Look below for lines that hold the string "their" and copy each one.

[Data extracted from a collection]
*****

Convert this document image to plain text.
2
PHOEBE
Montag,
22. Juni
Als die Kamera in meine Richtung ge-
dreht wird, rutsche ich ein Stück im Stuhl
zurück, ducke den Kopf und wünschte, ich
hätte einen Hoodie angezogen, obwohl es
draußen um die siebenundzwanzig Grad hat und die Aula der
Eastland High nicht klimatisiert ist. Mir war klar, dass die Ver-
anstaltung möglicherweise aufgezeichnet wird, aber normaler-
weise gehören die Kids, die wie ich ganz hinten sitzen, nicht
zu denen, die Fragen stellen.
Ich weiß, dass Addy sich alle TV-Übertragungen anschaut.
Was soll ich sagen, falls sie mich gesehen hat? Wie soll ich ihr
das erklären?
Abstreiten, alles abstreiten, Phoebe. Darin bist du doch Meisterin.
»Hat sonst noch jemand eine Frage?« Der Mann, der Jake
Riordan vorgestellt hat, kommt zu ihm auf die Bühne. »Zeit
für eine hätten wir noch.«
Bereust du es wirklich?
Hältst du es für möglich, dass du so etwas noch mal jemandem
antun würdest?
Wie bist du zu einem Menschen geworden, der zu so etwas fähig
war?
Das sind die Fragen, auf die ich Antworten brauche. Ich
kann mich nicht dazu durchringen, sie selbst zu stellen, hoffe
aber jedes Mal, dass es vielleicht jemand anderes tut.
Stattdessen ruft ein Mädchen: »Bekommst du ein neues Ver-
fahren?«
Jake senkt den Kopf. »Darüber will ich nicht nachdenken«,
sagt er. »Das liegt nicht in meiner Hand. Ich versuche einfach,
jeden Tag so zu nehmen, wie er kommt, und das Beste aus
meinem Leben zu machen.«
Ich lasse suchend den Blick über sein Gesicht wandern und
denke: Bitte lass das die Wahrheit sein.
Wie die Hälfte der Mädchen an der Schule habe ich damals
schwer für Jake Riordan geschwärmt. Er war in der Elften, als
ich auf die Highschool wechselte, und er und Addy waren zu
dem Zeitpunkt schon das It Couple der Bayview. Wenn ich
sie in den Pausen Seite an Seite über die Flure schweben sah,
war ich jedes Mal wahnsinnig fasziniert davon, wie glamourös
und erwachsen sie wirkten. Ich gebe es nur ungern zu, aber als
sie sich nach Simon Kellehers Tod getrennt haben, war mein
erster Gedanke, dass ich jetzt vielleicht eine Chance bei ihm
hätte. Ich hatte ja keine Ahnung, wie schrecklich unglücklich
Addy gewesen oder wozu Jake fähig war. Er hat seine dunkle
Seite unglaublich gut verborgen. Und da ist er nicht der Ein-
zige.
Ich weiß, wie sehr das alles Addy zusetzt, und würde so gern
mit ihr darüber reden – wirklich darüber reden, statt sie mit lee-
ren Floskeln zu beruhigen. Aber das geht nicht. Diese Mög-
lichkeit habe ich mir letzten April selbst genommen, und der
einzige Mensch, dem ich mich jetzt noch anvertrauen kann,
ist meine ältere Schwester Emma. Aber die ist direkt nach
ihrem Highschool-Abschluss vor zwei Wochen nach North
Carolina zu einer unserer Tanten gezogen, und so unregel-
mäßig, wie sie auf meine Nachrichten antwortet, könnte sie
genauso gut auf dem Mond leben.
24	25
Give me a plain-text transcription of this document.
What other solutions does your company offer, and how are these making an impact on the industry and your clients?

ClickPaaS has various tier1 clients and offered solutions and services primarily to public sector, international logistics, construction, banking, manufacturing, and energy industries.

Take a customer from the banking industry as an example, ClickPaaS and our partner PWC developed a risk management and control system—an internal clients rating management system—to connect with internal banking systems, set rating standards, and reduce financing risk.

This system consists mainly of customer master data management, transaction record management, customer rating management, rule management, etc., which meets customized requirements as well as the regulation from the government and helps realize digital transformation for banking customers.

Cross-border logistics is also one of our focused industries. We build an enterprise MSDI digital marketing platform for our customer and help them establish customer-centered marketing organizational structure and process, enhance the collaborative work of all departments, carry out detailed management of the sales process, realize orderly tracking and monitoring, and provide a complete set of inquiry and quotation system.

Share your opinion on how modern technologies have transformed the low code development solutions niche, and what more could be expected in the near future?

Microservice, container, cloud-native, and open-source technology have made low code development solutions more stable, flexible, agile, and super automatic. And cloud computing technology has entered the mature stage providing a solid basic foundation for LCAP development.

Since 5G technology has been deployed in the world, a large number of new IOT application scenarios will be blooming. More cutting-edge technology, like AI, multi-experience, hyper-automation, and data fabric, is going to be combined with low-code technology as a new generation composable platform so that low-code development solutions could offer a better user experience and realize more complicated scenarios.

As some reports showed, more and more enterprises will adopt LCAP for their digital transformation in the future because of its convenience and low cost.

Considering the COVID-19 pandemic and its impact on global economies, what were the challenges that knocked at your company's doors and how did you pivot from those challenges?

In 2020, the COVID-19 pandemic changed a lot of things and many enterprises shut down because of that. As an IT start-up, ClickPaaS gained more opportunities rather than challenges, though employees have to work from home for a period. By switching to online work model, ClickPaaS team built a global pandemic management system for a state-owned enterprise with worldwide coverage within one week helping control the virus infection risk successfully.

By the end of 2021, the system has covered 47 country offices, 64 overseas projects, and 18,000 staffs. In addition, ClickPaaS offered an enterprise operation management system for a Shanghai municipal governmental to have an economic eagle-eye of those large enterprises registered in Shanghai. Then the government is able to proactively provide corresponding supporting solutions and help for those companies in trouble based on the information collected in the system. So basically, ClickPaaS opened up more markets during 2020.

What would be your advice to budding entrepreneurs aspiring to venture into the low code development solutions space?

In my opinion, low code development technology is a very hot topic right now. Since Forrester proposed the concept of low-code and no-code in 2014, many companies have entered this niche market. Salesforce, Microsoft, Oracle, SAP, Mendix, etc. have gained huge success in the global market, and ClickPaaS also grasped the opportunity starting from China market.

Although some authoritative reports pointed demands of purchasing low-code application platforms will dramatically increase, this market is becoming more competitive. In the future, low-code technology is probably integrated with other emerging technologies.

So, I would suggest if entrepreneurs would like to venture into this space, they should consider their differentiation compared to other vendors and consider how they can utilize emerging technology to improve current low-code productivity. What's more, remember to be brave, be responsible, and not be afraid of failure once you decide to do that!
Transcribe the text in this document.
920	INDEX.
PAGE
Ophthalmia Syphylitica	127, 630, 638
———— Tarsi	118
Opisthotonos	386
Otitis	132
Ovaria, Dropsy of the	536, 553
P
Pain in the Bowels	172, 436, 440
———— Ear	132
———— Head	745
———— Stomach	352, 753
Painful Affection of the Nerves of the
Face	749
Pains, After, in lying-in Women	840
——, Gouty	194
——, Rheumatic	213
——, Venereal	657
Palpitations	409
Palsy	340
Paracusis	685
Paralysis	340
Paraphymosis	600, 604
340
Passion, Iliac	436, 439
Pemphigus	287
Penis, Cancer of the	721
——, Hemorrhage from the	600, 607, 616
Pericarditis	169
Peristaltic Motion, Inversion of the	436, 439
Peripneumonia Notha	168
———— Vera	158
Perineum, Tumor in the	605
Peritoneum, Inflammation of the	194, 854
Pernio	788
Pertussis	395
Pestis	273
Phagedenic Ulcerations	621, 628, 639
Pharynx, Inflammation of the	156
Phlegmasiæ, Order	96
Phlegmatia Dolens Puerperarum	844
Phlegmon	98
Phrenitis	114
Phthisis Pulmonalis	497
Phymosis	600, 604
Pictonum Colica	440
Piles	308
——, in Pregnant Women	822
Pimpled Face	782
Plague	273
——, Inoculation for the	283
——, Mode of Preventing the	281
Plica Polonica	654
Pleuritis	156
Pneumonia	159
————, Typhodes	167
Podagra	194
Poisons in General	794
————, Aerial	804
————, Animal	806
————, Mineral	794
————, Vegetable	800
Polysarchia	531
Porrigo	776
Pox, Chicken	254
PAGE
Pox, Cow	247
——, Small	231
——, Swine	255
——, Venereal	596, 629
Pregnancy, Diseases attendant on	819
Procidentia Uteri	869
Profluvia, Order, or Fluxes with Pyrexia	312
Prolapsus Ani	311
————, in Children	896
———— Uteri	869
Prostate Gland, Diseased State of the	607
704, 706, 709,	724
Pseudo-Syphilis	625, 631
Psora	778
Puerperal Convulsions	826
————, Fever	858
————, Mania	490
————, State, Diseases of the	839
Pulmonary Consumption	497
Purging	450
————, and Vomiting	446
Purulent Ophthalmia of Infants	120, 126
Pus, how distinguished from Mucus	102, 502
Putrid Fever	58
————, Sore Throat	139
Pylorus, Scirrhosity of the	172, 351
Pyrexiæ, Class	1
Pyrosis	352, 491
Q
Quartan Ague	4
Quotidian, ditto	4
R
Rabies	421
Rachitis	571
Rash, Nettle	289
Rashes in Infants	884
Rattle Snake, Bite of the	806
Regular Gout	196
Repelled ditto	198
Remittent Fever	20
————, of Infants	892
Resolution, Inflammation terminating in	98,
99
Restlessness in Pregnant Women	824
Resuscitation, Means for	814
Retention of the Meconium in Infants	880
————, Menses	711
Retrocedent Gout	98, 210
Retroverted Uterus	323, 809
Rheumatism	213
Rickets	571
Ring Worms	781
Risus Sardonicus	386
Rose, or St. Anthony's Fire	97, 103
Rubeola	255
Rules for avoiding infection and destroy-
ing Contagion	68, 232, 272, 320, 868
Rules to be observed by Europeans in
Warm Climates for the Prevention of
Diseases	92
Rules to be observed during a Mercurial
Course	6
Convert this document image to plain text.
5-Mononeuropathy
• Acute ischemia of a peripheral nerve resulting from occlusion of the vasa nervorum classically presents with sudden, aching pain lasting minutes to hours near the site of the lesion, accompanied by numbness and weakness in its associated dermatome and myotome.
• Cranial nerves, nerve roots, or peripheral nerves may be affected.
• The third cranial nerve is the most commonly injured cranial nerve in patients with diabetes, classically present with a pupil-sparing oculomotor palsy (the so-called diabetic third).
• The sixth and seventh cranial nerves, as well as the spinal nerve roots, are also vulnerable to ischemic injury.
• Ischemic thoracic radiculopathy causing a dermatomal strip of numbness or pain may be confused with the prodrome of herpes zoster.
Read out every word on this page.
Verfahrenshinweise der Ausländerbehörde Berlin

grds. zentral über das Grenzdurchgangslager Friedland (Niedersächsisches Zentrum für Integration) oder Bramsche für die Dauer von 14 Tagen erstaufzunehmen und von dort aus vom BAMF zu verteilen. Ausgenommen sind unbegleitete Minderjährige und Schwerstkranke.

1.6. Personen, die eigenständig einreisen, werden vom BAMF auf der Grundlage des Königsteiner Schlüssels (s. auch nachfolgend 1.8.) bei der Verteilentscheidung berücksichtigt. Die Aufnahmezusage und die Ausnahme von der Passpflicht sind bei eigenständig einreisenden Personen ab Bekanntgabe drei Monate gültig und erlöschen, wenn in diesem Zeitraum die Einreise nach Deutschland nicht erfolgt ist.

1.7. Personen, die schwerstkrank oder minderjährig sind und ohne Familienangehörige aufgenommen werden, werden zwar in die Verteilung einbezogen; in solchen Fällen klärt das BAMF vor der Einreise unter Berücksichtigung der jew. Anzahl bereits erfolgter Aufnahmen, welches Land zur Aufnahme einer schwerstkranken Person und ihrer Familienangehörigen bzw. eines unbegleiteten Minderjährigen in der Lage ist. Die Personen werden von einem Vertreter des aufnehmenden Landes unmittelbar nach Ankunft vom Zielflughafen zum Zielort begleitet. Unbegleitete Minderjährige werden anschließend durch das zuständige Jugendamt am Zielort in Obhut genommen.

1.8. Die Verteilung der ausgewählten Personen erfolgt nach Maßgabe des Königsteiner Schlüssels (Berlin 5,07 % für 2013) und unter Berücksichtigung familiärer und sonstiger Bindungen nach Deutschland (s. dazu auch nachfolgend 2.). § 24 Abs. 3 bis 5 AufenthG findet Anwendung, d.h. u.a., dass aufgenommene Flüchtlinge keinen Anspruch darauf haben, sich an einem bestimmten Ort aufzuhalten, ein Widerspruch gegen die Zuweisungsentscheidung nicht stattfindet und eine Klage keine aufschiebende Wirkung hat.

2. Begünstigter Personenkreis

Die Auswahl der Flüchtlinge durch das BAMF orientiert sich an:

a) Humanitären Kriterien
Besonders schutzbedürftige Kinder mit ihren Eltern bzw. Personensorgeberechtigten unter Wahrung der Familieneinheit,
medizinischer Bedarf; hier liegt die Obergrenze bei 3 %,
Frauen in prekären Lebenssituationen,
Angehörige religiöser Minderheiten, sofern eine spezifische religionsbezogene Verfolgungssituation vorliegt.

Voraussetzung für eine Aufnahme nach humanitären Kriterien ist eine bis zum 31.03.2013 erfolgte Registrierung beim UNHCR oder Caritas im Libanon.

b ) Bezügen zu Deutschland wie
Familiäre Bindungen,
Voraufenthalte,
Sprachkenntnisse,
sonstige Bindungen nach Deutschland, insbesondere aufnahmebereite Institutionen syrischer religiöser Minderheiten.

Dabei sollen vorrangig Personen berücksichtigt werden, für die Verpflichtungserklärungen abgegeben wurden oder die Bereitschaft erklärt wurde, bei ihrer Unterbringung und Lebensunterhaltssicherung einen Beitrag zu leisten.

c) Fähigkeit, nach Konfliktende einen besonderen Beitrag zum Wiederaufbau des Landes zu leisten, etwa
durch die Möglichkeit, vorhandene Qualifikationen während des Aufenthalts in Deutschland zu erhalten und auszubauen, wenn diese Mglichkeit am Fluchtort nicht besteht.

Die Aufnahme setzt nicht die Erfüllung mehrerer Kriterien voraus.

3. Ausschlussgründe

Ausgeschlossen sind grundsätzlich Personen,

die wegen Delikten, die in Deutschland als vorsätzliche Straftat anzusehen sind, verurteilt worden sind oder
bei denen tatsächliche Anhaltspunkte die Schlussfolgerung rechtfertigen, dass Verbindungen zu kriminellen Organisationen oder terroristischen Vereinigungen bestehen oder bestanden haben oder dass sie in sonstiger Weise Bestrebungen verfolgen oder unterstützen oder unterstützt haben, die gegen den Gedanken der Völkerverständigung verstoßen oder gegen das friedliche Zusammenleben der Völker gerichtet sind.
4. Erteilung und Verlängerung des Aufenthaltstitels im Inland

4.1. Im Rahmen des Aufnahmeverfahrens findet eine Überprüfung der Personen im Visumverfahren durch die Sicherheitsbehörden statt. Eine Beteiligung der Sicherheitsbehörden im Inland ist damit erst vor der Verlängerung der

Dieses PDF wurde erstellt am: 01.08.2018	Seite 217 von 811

*****

| Task answer |
As some reports showed, more and more enterprises will adopt LCAP for their digital transformation in the future because of its convenience and low cost.
So, I would suggest if entrepreneurs would like to venture into this space, they should consider their differentiation compared to other vendors and consider how they can utilize emerging technology to improve current low-code productivity. What's more, remember to be brave, be responsible, and not be afraid of failure once you decide to do that!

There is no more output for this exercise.